WORK TO BE COMPLETED - Could you give the data below again, exactly and completely?

[Some records]

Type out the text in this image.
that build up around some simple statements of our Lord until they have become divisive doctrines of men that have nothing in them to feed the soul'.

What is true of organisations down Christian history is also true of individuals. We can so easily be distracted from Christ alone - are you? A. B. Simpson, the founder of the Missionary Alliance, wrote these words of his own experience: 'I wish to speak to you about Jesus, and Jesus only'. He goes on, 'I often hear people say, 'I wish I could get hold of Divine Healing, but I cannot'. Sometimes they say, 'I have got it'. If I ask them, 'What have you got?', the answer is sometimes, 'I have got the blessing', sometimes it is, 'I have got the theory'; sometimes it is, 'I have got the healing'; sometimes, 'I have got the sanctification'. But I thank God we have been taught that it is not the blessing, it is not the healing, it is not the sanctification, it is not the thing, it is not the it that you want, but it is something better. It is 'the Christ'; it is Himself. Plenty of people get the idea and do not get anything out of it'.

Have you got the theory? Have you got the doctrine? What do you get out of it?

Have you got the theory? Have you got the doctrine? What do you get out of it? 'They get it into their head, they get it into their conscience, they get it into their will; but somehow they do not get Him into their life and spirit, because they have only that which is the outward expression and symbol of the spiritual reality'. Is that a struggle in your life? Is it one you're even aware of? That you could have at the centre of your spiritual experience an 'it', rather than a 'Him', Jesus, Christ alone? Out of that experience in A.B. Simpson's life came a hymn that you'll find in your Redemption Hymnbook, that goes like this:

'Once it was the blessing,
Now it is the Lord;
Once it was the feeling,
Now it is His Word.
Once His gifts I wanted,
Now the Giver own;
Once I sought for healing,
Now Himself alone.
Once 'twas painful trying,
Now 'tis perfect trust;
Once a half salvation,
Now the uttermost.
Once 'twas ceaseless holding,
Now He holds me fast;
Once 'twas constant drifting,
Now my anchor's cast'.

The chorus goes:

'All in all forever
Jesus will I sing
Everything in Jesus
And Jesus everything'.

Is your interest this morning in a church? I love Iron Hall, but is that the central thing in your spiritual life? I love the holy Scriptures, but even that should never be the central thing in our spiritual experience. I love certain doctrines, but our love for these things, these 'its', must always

SOLUTION -
Type out the text in this image.
that build up around some simple statements of our Lord until they have become divisive doctrines of men that have nothing in them to feed the soul'.

What is true of organisations down Christian history is also true of individuals. We can so easily be distracted from Christ alone - are you? A. B. Simpson, the founder of the Missionary Alliance, wrote these words of his own experience: 'I wish to speak to you about Jesus, and Jesus only'. He goes on, 'I often hear people say, 'I wish I could get hold of Divine Healing, but I cannot'. Sometimes they say, 'I have got it'. If I ask them, 'What have you got?', the answer is sometimes, 'I have got the blessing', sometimes it is, 'I have got the theory'; sometimes it is, 'I have got the healing'; sometimes, 'I have got the sanctification'. But I thank God we have been taught that it is not the blessing, it is not the healing, it is not the sanctification, it is not the thing, it is not the it that you want, but it is something better. It is 'the Christ'; it is Himself. Plenty of people get the idea and do not get anything out of it'.

Have you got the theory? Have you got the doctrine? What do you get out of it?

Have you got the theory? Have you got the doctrine? What do you get out of it? 'They get it into their head, they get it into their conscience, they get it into their will; but somehow they do not get Him into their life and spirit, because they have only that which is the outward expression and symbol of the spiritual reality'. Is that a struggle in your life? Is it one you're even aware of? That you could have at the centre of your spiritual experience an 'it', rather than a 'Him', Jesus, Christ alone? Out of that experience in A.B. Simpson's life came a hymn that you'll find in your Redemption Hymnbook, that goes like this:

'Once it was the blessing,
Now it is the Lord;
Once it was the feeling,
Now it is His Word.
Once His gifts I wanted,
Now the Giver own;
Once I sought for healing,
Now Himself alone.
Once 'twas painful trying,
Now 'tis perfect trust;
Once a half salvation,
Now the uttermost.
Once 'twas ceaseless holding,
Now He holds me fast;
Once 'twas constant drifting,
Now my anchor's cast'.

The chorus goes:

'All in all forever
Jesus will I sing
Everything in Jesus
And Jesus everything'.

Is your interest this morning in a church? I love Iron Hall, but is that the central thing in your spiritual life? I love the holy Scriptures, but even that should never be the central thing in our spiritual experience. I love certain doctrines, but our love for these things, these 'its', must always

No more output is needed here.